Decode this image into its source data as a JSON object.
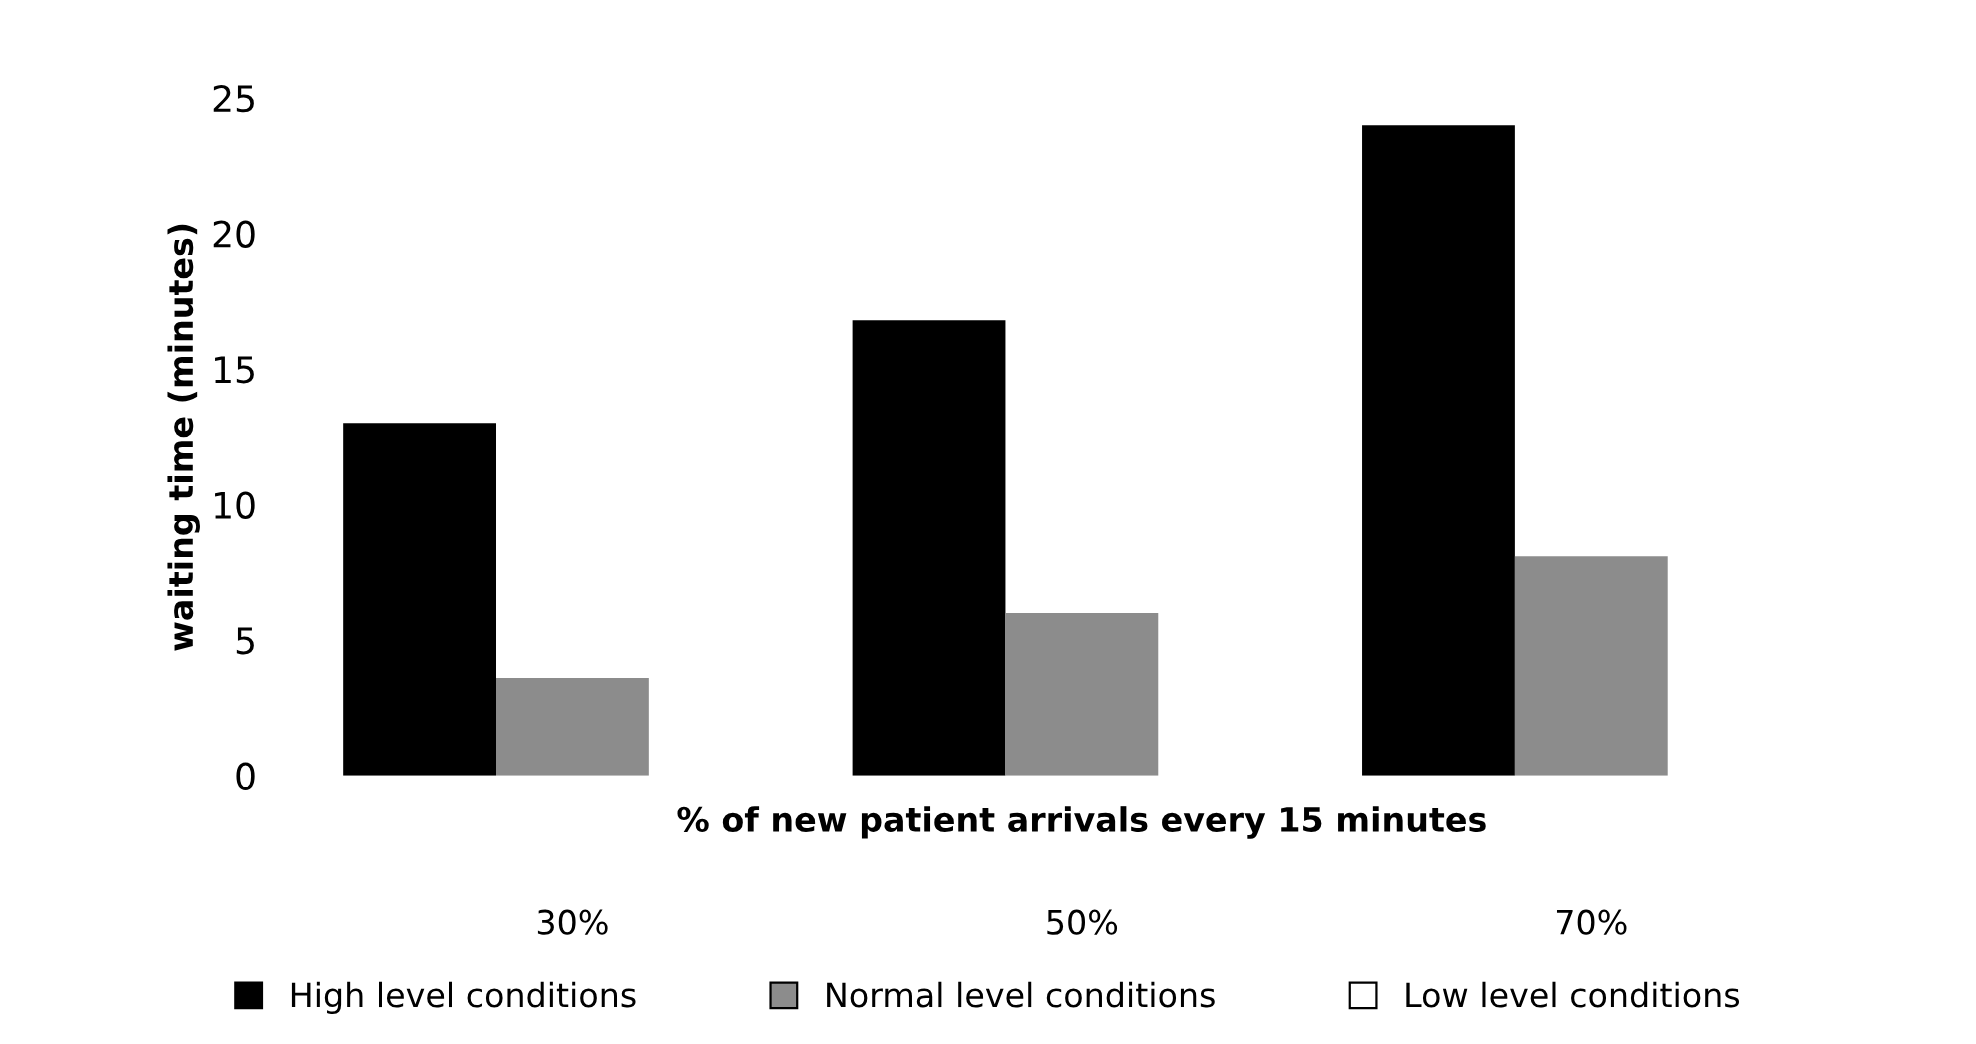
{
  "chart_data": {
    "type": "bar",
    "xlabel": "% of new patient arrivals every 15 minutes",
    "ylabel": "waiting time (minutes)",
    "categories": [
      "30%",
      "50%",
      "70%"
    ],
    "series": [
      {
        "name": "High level conditions",
        "color": "#000000",
        "values": [
          13,
          16.8,
          24
        ]
      },
      {
        "name": "Normal level conditions",
        "color": "#8c8c8c",
        "values": [
          3.6,
          6,
          8.1
        ]
      },
      {
        "name": "Low level conditions",
        "color": "#ffffff",
        "values": [
          null,
          null,
          null
        ]
      }
    ],
    "ylim": [
      0,
      25
    ],
    "yticks": [
      0,
      5,
      10,
      15,
      20,
      25
    ],
    "grid": false,
    "legend": "bottom"
  }
}
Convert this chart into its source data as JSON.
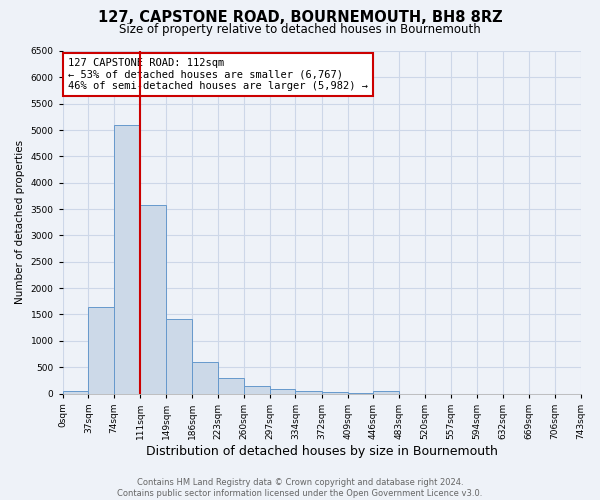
{
  "title": "127, CAPSTONE ROAD, BOURNEMOUTH, BH8 8RZ",
  "subtitle": "Size of property relative to detached houses in Bournemouth",
  "xlabel": "Distribution of detached houses by size in Bournemouth",
  "ylabel": "Number of detached properties",
  "bin_edges": [
    0,
    37,
    74,
    111,
    149,
    186,
    223,
    260,
    297,
    334,
    372,
    409,
    446,
    483,
    520,
    557,
    594,
    632,
    669,
    706,
    743
  ],
  "bin_counts": [
    50,
    1650,
    5090,
    3580,
    1420,
    600,
    295,
    145,
    95,
    45,
    30,
    10,
    45,
    0,
    0,
    0,
    0,
    0,
    0,
    0
  ],
  "bar_facecolor": "#ccd9e8",
  "bar_edgecolor": "#6699cc",
  "vline_x": 111,
  "vline_color": "#cc0000",
  "annotation_line1": "127 CAPSTONE ROAD: 112sqm",
  "annotation_line2": "← 53% of detached houses are smaller (6,767)",
  "annotation_line3": "46% of semi-detached houses are larger (5,982) →",
  "annotation_box_facecolor": "white",
  "annotation_box_edgecolor": "#cc0000",
  "ylim": [
    0,
    6500
  ],
  "yticks": [
    0,
    500,
    1000,
    1500,
    2000,
    2500,
    3000,
    3500,
    4000,
    4500,
    5000,
    5500,
    6000,
    6500
  ],
  "xtick_labels": [
    "0sqm",
    "37sqm",
    "74sqm",
    "111sqm",
    "149sqm",
    "186sqm",
    "223sqm",
    "260sqm",
    "297sqm",
    "334sqm",
    "372sqm",
    "409sqm",
    "446sqm",
    "483sqm",
    "520sqm",
    "557sqm",
    "594sqm",
    "632sqm",
    "669sqm",
    "706sqm",
    "743sqm"
  ],
  "grid_color": "#cdd7e8",
  "background_color": "#eef2f8",
  "footer_line1": "Contains HM Land Registry data © Crown copyright and database right 2024.",
  "footer_line2": "Contains public sector information licensed under the Open Government Licence v3.0.",
  "title_fontsize": 10.5,
  "subtitle_fontsize": 8.5,
  "xlabel_fontsize": 9,
  "ylabel_fontsize": 7.5,
  "tick_fontsize": 6.5,
  "annotation_fontsize": 7.5,
  "footer_fontsize": 6
}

****

*PROBLEM*: Except for the pictures, give all the material above again verbatim.

*FULL RESPONSE*:
Decode this image into its source data as a JSON object.
{
  "chart_data": {
    "type": "bar",
    "xlabel": "% of new patient arrivals every 15 minutes",
    "ylabel": "waiting time (minutes)",
    "categories": [
      "30%",
      "50%",
      "70%"
    ],
    "series": [
      {
        "name": "High level conditions",
        "color": "#000000",
        "values": [
          13,
          16.8,
          24
        ]
      },
      {
        "name": "Normal level conditions",
        "color": "#8c8c8c",
        "values": [
          3.6,
          6,
          8.1
        ]
      },
      {
        "name": "Low level conditions",
        "color": "#ffffff",
        "values": [
          null,
          null,
          null
        ]
      }
    ],
    "ylim": [
      0,
      25
    ],
    "yticks": [
      0,
      5,
      10,
      15,
      20,
      25
    ],
    "grid": false,
    "legend": "bottom"
  }
}
Convert this chart into its source data as JSON.
{
  "title": "127, CAPSTONE ROAD, BOURNEMOUTH, BH8 8RZ",
  "subtitle": "Size of property relative to detached houses in Bournemouth",
  "xlabel": "Distribution of detached houses by size in Bournemouth",
  "ylabel": "Number of detached properties",
  "bin_edges": [
    0,
    37,
    74,
    111,
    149,
    186,
    223,
    260,
    297,
    334,
    372,
    409,
    446,
    483,
    520,
    557,
    594,
    632,
    669,
    706,
    743
  ],
  "bin_counts": [
    50,
    1650,
    5090,
    3580,
    1420,
    600,
    295,
    145,
    95,
    45,
    30,
    10,
    45,
    0,
    0,
    0,
    0,
    0,
    0,
    0
  ],
  "bar_facecolor": "#ccd9e8",
  "bar_edgecolor": "#6699cc",
  "vline_x": 111,
  "vline_color": "#cc0000",
  "annotation_line1": "127 CAPSTONE ROAD: 112sqm",
  "annotation_line2": "← 53% of detached houses are smaller (6,767)",
  "annotation_line3": "46% of semi-detached houses are larger (5,982) →",
  "annotation_box_facecolor": "white",
  "annotation_box_edgecolor": "#cc0000",
  "ylim": [
    0,
    6500
  ],
  "yticks": [
    0,
    500,
    1000,
    1500,
    2000,
    2500,
    3000,
    3500,
    4000,
    4500,
    5000,
    5500,
    6000,
    6500
  ],
  "xtick_labels": [
    "0sqm",
    "37sqm",
    "74sqm",
    "111sqm",
    "149sqm",
    "186sqm",
    "223sqm",
    "260sqm",
    "297sqm",
    "334sqm",
    "372sqm",
    "409sqm",
    "446sqm",
    "483sqm",
    "520sqm",
    "557sqm",
    "594sqm",
    "632sqm",
    "669sqm",
    "706sqm",
    "743sqm"
  ],
  "grid_color": "#cdd7e8",
  "background_color": "#eef2f8",
  "footer_line1": "Contains HM Land Registry data © Crown copyright and database right 2024.",
  "footer_line2": "Contains public sector information licensed under the Open Government Licence v3.0.",
  "title_fontsize": 10.5,
  "subtitle_fontsize": 8.5,
  "xlabel_fontsize": 9,
  "ylabel_fontsize": 7.5,
  "tick_fontsize": 6.5,
  "annotation_fontsize": 7.5,
  "footer_fontsize": 6
}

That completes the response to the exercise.